Skip the images. Copy the records exactly as written.
⁂
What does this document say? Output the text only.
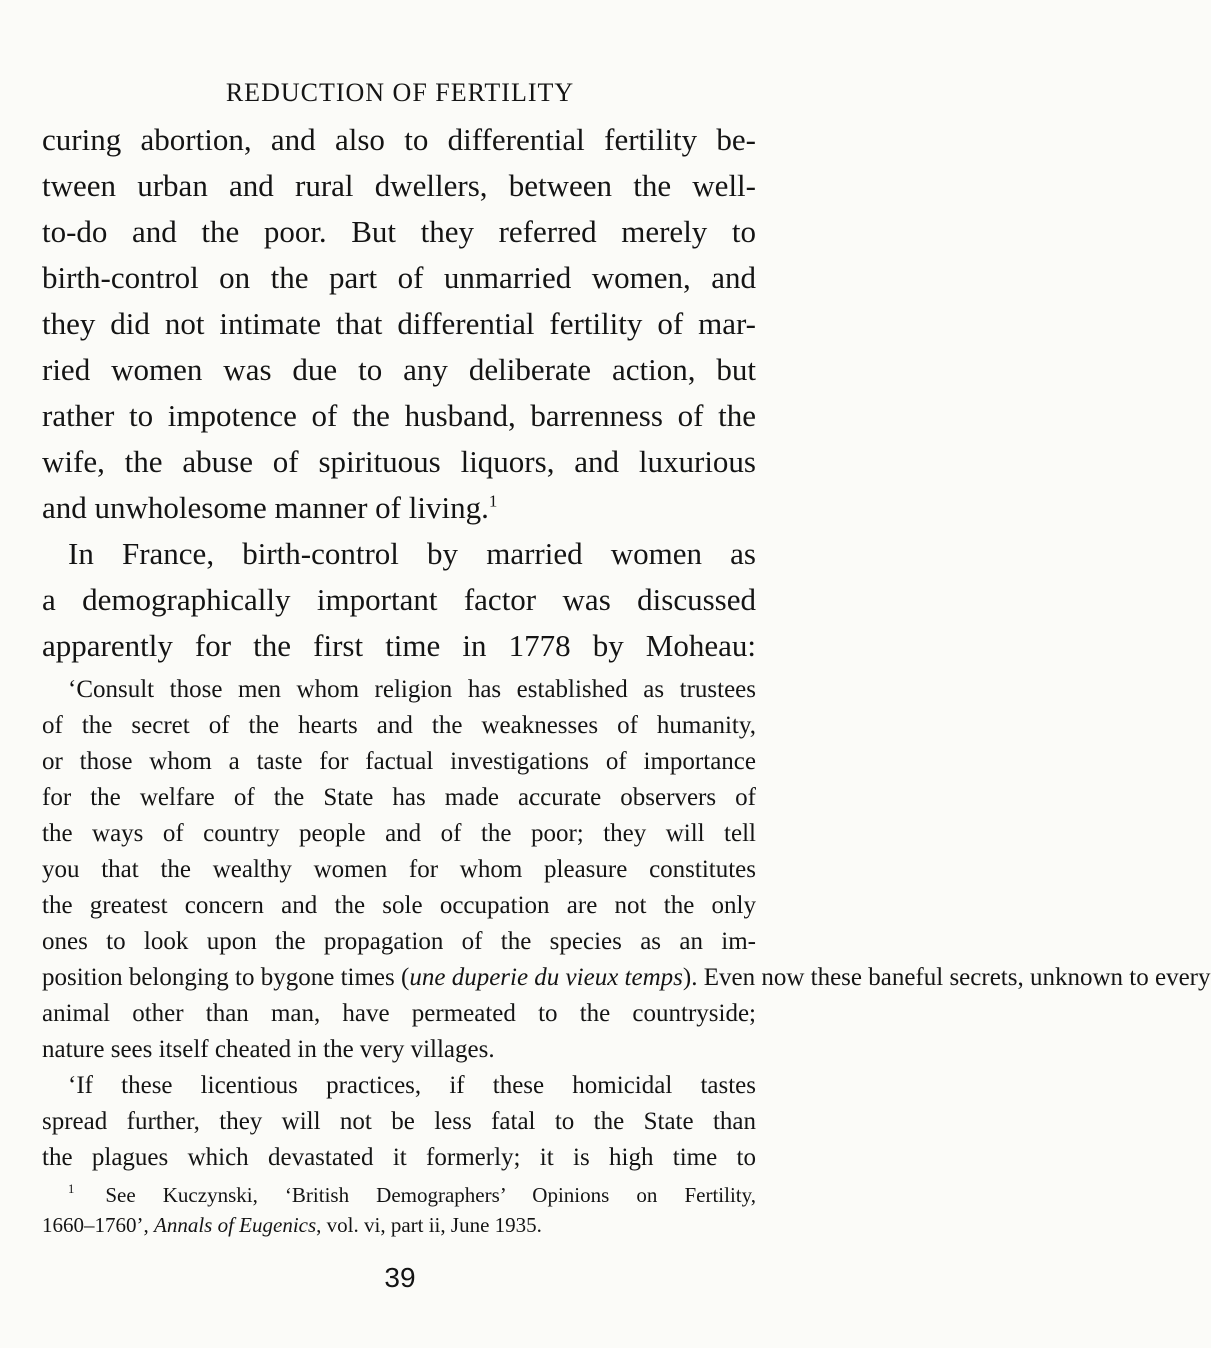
REDUCTION OF FERTILITY
curing abortion, and also to differential fertility be-
tween urban and rural dwellers, between the well-
to-do and the poor. But they referred merely to
birth-control on the part of unmarried women, and
they did not intimate that differential fertility of mar-
ried women was due to any deliberate action, but
rather to impotence of the husband, barrenness of the
wife, the abuse of spirituous liquors, and luxurious
and unwholesome manner of living.$^1$
In France, birth-control by married women as
a demographically important factor was discussed
apparently for the first time in 1778 by Moheau:
‘Consult those men whom religion has established as trustees
of the secret of the hearts and the weaknesses of humanity,
or those whom a taste for factual investigations of importance
for the welfare of the State has made accurate observers of
the ways of country people and of the poor; they will tell
you that the wealthy women for whom pleasure constitutes
the greatest concern and the sole occupation are not the only
ones to look upon the propagation of the species as an im-
position belonging to bygone times (une duperie du vieux temps). Even now these baneful secrets, unknown to every
animal other than man, have permeated to the countryside;
nature sees itself cheated in the very villages.
‘If these licentious practices, if these homicidal tastes
spread further, they will not be less fatal to the State than
the plagues which devastated it formerly; it is high time to
$^1$ See Kuczynski, ‘British Demographers’ Opinions on Fertility,
1660–1760’, Annals of Eugenics, vol. vi, part ii, June 1935.
39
⁂
▸ EXPECTED ANSWER:
What does this document say? Output the text only.
REDUCTION OF FERTILITY
curing abortion, and also to differential fertility be-
tween urban and rural dwellers, between the well-
to-do and the poor. But they referred merely to
birth-control on the part of unmarried women, and
they did not intimate that differential fertility of mar-
ried women was due to any deliberate action, but
rather to impotence of the husband, barrenness of the
wife, the abuse of spirituous liquors, and luxurious
and unwholesome manner of living.$^1$
In France, birth-control by married women as
a demographically important factor was discussed
apparently for the first time in 1778 by Moheau:
‘Consult those men whom religion has established as trustees
of the secret of the hearts and the weaknesses of humanity,
or those whom a taste for factual investigations of importance
for the welfare of the State has made accurate observers of
the ways of country people and of the poor; they will tell
you that the wealthy women for whom pleasure constitutes
the greatest concern and the sole occupation are not the only
ones to look upon the propagation of the species as an im-
position belonging to bygone times (une duperie du vieux temps). Even now these baneful secrets, unknown to every
animal other than man, have permeated to the countryside;
nature sees itself cheated in the very villages.
‘If these licentious practices, if these homicidal tastes
spread further, they will not be less fatal to the State than
the plagues which devastated it formerly; it is high time to
$^1$ See Kuczynski, ‘British Demographers’ Opinions on Fertility,
1660–1760’, Annals of Eugenics, vol. vi, part ii, June 1935.
39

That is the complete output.